Search the listing for "guitare" and copy every line where it appears.

(Dataset entries)
>>>>

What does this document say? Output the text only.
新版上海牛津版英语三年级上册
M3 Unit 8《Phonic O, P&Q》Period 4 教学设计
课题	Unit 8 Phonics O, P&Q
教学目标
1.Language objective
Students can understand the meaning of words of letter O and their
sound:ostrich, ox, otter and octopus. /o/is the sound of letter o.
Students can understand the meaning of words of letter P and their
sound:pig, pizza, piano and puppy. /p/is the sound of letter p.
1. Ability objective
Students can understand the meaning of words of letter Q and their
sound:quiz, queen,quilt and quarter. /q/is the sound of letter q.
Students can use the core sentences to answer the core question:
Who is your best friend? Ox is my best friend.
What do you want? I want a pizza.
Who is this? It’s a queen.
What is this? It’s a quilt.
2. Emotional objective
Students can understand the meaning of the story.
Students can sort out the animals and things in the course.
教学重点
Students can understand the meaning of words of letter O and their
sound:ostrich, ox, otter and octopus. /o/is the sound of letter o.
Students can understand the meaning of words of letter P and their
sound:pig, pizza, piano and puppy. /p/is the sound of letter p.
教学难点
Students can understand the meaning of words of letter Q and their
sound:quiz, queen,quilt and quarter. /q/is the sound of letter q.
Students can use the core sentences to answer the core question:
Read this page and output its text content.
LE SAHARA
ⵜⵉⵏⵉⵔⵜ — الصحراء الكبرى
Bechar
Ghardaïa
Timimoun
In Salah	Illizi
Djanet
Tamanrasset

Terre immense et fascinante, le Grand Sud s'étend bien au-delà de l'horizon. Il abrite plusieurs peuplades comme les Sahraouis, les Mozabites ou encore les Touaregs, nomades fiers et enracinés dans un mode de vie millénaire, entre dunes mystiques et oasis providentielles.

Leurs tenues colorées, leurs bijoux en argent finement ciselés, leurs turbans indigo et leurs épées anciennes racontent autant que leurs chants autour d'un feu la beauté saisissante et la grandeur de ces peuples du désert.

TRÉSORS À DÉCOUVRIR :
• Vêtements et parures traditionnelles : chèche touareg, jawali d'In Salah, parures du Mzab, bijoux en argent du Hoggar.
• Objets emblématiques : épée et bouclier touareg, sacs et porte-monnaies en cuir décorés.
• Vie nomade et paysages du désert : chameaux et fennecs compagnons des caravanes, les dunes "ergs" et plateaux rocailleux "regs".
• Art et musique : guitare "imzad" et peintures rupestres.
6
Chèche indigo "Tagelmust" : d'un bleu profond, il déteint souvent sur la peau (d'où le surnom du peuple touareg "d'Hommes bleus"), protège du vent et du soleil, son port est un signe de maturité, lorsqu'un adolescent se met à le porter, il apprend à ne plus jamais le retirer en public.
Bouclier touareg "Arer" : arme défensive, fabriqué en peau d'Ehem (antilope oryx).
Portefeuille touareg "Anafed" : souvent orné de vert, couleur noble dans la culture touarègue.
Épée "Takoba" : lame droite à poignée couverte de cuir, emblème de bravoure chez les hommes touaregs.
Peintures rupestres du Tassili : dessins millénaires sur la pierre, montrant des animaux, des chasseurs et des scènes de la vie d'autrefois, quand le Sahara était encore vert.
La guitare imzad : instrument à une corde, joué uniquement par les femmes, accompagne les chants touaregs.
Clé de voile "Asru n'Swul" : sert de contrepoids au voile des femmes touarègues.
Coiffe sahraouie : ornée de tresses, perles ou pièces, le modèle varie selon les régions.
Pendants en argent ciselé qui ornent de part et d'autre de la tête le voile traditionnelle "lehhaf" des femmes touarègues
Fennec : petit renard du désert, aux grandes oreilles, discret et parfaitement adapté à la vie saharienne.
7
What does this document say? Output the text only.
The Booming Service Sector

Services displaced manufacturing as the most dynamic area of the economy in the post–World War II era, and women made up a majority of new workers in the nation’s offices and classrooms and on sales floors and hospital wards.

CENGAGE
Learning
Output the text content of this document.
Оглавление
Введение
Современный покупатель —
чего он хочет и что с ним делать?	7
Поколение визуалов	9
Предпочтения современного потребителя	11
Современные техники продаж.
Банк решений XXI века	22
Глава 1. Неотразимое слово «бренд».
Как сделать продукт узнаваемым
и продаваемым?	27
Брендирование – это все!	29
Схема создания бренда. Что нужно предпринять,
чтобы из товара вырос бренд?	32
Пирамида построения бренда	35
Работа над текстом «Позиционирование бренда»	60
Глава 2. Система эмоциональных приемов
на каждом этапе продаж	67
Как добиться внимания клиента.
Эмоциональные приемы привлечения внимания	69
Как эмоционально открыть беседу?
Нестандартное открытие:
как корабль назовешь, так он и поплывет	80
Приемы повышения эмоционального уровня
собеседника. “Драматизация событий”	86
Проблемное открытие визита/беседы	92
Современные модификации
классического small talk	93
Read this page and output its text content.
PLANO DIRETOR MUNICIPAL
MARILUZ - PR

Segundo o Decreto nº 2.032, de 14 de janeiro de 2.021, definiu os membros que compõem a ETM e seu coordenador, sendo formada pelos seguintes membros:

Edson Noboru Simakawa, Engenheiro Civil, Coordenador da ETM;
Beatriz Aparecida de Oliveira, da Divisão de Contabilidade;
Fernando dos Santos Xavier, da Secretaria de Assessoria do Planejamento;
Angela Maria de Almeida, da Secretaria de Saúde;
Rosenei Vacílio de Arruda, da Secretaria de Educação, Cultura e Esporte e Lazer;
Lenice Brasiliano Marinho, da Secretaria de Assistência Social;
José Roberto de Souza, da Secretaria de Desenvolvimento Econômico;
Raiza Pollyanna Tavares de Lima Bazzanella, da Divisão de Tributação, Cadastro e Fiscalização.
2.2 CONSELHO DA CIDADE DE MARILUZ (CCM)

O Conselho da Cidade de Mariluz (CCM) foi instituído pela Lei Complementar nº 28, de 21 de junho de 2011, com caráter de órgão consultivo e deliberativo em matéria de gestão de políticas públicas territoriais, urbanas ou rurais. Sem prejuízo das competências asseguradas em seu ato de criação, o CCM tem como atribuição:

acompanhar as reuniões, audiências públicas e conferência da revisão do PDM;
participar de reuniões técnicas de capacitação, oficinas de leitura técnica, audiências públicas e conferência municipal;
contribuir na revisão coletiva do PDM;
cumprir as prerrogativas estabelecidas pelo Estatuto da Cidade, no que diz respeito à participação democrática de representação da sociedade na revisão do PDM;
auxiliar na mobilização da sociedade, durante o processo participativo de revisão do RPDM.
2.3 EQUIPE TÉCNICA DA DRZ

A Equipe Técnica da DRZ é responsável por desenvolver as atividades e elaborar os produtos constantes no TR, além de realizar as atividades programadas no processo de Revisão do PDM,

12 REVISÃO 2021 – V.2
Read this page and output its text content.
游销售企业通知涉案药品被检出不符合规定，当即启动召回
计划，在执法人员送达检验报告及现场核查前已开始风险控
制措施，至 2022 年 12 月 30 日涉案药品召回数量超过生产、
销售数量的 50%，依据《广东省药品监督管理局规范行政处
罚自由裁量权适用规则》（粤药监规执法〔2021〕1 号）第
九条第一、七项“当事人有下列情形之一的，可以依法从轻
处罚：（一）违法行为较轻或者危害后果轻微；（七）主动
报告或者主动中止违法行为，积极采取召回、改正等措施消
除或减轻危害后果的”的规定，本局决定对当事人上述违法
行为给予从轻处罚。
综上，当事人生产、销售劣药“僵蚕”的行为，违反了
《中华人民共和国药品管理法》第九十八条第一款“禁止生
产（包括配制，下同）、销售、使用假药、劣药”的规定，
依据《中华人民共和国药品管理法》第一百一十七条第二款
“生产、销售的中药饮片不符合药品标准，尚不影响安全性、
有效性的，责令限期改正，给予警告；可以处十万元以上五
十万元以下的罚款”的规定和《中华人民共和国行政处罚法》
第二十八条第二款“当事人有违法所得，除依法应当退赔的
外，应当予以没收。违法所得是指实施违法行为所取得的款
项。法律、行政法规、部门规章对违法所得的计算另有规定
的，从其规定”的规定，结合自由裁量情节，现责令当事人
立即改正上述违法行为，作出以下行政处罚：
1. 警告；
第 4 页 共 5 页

<<<<

Finished answer =>
• Art et musique : guitare "imzad" et peintures rupestres.
La guitare imzad : instrument à une corde, joué uniquement par les femmes, accompagne les chants touaregs.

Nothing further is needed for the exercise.